■ Description of the task
Reproduce the passage of the post on hacking machine learning between "In previous posts" and "regarding their limitations.", inclusive, swapping "adversary" for "attacker".

■ Document excerpt
--
AI Series Part 5: How to Hack a Machine Learning System 

AI Series Part 5: How to Hack a Machine Learning System 

Machine Learning

This is the fifth post in a series discussing artificial intelligence and how the increased use of AI impacts modern life.  In the previous posts in this series, we discussed different applications of AI and their repercussions.  In this post, we start looking at the security of AI and discuss how AI can be hacked. 

Machine Learning is Easily Manipulated 

In previous posts in this series, we discussed how machine learning algorithms can unintentionally go wrong.  Whether through poorly-designed scoring algorithms or the inclusion of implicit biases, these algorithms fail to properly do their job. 

If AI can be unintentionally broken, it shouldn’t be surprising that a determined adversary can manipulate it to their own advantage.  However, while the applications of AI get a lot of press, the same cannot be said regarding their limitations. 

In fact, a recent presentation by a Microsoft employee at USENIX on the subject demonstrated that many organizations do not red team their machine learning models.  However, there are multiple ways to do so.
--
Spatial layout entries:
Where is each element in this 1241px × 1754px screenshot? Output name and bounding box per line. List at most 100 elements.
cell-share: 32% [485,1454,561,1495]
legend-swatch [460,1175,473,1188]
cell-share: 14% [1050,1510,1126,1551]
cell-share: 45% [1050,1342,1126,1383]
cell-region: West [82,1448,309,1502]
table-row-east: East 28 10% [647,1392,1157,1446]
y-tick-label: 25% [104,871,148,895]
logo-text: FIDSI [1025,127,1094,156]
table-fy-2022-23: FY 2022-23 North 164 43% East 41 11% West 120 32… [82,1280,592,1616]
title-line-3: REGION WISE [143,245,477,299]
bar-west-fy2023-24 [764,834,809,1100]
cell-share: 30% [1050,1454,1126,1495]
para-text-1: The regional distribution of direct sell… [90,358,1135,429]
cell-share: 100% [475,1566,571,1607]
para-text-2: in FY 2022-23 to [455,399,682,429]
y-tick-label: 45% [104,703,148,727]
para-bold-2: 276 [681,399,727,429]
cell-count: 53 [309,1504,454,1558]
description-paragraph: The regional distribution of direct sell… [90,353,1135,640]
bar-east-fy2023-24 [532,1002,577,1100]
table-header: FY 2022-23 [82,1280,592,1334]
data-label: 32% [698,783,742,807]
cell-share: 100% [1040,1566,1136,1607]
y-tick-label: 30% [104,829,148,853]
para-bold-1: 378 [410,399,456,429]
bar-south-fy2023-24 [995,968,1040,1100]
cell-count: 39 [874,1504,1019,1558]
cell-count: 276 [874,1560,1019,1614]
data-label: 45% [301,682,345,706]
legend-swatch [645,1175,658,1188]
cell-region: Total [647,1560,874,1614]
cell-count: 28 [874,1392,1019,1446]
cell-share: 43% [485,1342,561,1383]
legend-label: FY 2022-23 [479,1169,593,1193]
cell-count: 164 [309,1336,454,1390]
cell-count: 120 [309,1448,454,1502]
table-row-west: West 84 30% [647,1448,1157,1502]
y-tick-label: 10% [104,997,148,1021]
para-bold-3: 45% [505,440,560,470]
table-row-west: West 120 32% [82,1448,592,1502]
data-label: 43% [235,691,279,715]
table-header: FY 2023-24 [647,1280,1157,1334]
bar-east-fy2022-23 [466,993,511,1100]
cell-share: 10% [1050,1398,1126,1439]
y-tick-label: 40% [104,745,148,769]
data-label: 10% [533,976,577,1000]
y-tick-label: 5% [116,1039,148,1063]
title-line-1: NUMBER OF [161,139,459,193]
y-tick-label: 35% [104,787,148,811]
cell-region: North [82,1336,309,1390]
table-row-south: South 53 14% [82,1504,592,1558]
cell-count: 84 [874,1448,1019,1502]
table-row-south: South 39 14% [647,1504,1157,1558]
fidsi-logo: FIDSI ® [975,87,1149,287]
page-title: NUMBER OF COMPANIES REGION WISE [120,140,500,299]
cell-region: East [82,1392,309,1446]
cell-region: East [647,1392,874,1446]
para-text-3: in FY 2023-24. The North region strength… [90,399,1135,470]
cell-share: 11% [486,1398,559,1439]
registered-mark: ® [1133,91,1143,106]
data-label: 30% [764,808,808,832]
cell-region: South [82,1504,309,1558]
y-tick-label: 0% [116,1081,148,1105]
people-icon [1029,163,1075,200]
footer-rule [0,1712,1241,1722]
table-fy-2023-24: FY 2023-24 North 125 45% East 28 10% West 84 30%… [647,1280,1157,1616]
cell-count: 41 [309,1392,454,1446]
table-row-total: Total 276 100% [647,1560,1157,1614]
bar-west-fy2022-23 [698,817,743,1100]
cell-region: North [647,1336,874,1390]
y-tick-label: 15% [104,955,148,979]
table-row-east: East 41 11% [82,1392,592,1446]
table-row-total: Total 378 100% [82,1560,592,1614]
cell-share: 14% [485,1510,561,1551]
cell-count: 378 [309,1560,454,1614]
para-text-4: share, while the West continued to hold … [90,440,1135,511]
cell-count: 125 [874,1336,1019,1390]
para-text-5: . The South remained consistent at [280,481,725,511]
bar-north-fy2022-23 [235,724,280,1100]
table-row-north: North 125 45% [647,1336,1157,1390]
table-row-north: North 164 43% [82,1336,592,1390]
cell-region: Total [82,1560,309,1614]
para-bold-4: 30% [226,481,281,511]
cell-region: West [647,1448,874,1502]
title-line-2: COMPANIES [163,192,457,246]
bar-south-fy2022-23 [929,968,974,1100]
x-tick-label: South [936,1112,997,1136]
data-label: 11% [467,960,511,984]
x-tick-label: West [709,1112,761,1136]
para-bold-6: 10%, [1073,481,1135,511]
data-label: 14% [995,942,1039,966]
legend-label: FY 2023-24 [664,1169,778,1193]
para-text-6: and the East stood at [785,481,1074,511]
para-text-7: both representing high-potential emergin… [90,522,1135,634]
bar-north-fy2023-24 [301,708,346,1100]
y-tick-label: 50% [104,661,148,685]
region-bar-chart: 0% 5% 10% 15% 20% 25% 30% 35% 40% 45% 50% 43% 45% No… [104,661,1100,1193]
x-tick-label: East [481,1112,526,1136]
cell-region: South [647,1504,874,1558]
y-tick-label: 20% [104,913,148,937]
--
■ Answer to this task
In previous posts in this series, we discussed how machine learning algorithms can unintentionally go wrong.  Whether through poorly-designed scoring algorithms or the inclusion of implicit biases, these algorithms fail to properly do their job. 

If AI can be unintentionally broken, it shouldn’t be surprising that a determined attacker can manipulate it to their own advantage.  However, while the applications of AI get a lot of press, the same cannot be said regarding their limitations.